(A block of data)
-.-.-
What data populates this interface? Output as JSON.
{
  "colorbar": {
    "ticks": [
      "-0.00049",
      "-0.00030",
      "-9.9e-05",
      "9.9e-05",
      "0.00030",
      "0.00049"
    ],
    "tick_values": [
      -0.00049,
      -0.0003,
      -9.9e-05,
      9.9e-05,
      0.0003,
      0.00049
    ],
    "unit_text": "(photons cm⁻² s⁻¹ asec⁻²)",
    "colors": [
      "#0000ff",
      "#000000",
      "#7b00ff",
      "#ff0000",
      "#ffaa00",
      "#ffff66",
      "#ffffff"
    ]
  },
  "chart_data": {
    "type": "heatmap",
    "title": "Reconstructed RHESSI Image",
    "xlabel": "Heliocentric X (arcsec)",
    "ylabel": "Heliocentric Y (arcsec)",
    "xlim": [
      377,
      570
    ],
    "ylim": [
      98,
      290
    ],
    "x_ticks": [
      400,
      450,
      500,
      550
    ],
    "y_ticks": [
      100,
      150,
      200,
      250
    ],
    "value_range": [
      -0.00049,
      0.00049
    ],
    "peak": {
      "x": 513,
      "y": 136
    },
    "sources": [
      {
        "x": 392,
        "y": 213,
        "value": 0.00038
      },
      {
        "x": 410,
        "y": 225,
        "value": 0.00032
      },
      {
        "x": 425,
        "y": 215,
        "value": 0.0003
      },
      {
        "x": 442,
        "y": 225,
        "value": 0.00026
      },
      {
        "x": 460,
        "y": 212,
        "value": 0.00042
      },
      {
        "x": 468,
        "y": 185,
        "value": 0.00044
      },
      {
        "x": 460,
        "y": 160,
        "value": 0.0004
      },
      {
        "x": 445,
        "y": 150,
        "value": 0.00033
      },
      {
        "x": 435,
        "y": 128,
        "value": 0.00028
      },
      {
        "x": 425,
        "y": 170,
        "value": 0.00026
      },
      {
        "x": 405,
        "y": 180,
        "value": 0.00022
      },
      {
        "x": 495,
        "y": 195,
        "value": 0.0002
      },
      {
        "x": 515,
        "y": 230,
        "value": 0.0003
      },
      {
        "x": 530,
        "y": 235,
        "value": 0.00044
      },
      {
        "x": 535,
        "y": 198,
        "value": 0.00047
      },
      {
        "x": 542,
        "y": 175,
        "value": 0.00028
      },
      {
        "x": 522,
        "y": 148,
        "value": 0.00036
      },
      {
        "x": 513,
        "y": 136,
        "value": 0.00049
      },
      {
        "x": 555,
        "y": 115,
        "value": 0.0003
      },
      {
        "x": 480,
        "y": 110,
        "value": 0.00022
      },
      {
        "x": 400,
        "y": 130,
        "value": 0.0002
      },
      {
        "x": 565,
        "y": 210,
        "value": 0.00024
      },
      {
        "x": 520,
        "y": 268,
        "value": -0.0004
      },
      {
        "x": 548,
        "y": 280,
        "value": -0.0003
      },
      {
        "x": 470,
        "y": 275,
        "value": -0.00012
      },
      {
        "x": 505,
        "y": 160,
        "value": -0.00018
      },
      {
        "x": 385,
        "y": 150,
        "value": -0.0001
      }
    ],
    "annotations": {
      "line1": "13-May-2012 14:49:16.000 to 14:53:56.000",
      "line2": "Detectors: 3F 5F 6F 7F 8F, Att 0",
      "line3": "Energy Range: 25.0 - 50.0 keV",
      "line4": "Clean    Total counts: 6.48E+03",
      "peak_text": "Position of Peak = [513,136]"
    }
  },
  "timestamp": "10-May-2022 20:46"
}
-.-.-
Report all lines of the data above that include the string "Heliocentric".

    "xlabel": "Heliocentric X (arcsec)",
    "ylabel": "Heliocentric Y (arcsec)",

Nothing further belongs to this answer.